• [Your task]: Search the listing below for "object". Copy each matching line.

• [Data for this exercise]:
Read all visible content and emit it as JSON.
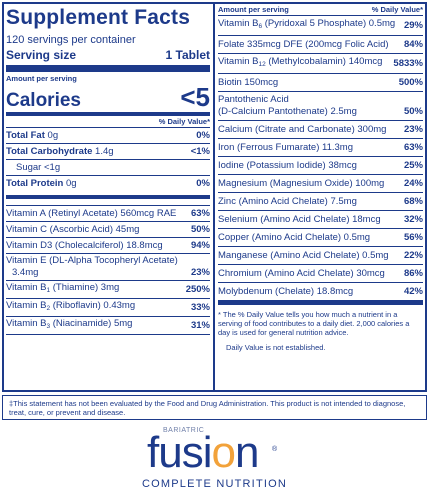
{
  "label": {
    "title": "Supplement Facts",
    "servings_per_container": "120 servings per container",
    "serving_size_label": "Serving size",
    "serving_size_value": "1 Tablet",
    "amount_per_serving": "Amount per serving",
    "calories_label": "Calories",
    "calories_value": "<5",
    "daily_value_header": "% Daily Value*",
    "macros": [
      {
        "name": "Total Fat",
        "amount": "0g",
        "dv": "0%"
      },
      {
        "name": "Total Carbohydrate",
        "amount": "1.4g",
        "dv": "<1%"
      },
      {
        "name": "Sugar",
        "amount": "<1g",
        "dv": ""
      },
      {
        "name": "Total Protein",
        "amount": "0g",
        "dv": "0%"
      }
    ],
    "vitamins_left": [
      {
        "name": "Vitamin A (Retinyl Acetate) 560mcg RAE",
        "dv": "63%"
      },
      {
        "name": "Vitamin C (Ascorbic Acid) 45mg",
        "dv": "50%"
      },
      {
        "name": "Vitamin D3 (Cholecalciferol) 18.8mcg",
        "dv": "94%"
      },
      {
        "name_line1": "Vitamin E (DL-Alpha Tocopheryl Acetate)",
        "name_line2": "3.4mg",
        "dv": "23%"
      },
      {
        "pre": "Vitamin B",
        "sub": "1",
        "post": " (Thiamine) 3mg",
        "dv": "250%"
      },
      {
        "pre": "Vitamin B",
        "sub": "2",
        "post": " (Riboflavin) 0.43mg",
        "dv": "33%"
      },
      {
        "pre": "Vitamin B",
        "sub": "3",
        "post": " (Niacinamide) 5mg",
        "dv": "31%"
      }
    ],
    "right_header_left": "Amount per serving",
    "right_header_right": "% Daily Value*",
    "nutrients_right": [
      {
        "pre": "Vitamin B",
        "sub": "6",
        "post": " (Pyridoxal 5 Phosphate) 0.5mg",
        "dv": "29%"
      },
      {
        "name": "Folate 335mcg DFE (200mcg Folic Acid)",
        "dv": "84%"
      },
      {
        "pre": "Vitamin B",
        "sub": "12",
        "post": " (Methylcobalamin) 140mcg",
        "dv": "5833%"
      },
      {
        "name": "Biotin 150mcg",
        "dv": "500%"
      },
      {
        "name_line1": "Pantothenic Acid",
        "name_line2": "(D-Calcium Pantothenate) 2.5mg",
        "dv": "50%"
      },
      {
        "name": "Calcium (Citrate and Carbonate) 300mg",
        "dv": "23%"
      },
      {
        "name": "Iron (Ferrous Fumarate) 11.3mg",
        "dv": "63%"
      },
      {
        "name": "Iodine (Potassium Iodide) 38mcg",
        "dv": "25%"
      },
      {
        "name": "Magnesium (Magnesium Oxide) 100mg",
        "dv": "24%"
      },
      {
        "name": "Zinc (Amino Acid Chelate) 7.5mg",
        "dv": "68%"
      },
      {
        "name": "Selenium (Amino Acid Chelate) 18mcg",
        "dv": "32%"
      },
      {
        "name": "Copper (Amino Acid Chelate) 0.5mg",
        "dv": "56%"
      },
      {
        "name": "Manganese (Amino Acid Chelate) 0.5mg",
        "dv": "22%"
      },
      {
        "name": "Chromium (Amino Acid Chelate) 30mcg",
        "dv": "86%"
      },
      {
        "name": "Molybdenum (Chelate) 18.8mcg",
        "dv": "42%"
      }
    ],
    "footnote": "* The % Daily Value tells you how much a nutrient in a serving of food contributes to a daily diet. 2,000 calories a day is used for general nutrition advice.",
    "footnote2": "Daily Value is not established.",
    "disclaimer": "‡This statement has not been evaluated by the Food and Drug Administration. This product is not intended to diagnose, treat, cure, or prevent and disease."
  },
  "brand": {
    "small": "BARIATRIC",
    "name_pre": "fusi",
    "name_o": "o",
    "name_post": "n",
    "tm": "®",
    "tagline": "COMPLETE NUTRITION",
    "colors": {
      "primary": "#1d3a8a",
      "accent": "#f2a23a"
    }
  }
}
==
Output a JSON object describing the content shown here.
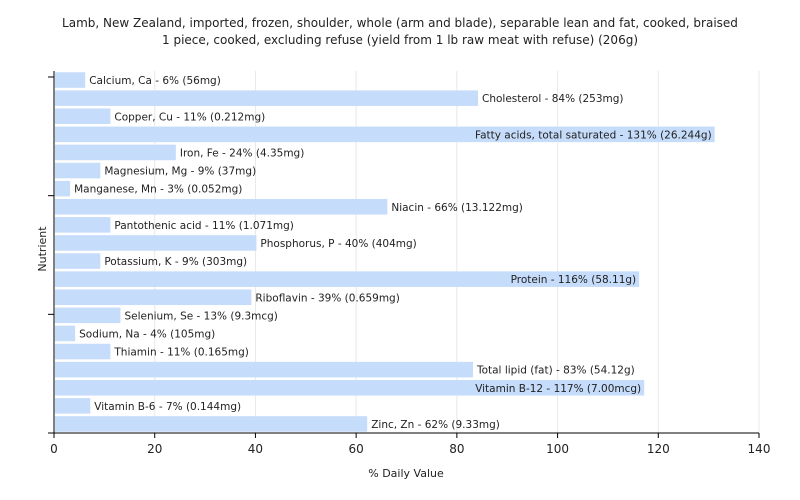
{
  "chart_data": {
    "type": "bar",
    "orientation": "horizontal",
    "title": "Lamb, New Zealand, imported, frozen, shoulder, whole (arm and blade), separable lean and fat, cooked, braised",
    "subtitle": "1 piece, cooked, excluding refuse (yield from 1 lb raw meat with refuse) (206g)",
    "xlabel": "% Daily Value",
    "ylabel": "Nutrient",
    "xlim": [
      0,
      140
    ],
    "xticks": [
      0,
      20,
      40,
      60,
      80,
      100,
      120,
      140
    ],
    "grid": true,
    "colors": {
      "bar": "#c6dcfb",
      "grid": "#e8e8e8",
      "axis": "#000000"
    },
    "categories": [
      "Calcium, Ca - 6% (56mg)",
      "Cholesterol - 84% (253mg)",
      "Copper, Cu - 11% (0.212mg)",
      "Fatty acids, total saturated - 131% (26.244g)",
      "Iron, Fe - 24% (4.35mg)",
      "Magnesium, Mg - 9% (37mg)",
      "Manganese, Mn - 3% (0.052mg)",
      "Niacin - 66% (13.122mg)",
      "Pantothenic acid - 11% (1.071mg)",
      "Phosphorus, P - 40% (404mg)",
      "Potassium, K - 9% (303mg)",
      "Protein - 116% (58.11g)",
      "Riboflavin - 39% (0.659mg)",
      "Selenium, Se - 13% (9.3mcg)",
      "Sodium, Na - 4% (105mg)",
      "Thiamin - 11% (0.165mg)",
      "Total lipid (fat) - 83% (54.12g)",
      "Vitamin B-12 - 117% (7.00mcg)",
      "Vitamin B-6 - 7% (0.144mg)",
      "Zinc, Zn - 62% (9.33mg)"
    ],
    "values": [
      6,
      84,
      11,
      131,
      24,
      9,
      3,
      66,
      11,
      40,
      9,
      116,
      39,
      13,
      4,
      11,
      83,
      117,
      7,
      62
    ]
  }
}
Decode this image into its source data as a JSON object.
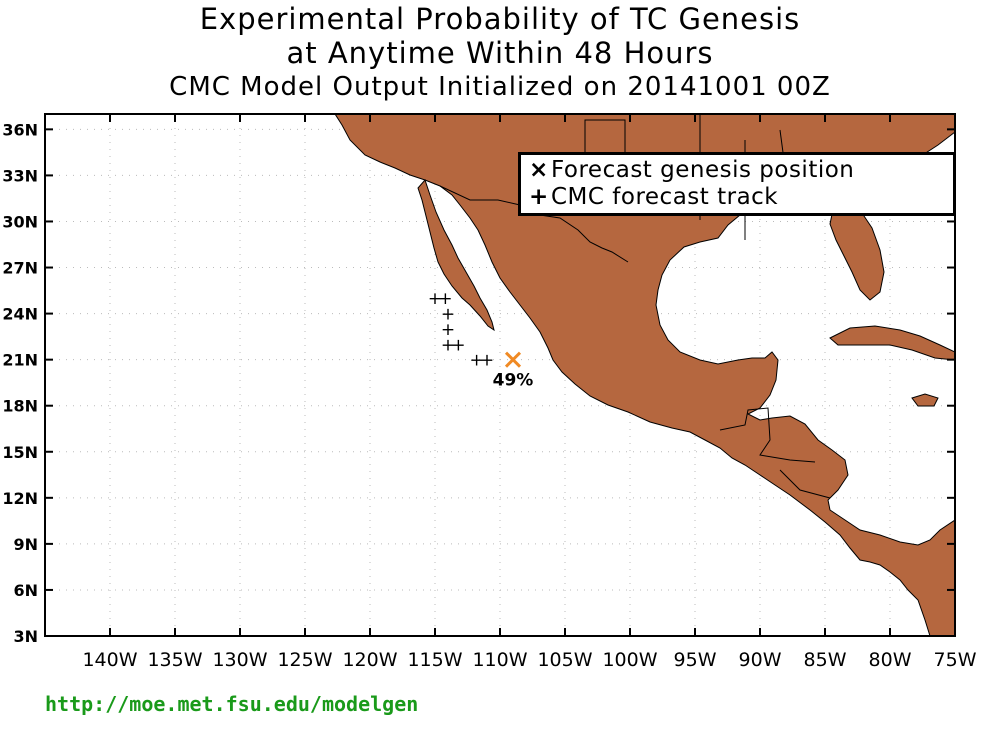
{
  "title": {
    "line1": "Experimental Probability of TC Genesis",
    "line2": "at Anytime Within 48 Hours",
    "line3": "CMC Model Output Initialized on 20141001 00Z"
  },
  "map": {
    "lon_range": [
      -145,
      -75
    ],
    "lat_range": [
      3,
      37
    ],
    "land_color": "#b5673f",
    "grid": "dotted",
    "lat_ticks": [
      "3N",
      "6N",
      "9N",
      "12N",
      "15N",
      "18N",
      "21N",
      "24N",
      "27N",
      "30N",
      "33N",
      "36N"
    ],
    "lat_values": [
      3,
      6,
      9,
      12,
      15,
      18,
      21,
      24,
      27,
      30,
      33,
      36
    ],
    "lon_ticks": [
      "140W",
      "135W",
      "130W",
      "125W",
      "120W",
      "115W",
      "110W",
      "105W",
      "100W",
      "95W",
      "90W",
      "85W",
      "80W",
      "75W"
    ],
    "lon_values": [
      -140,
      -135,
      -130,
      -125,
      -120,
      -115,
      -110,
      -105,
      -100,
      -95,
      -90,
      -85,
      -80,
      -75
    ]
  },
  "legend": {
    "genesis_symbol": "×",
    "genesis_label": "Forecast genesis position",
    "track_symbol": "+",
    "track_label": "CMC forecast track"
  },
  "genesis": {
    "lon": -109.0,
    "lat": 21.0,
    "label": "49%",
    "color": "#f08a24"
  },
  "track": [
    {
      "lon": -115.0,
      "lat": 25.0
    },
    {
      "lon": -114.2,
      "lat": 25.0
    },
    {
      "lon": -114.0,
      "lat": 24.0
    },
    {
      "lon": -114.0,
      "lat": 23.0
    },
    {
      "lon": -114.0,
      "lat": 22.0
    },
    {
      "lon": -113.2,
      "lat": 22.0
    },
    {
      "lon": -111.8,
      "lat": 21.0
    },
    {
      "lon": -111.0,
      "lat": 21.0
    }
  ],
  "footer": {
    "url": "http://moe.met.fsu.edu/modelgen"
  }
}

• [Response below]:
Output a JSON object describing the content shown here.
Decode this image into its source data as a JSON object.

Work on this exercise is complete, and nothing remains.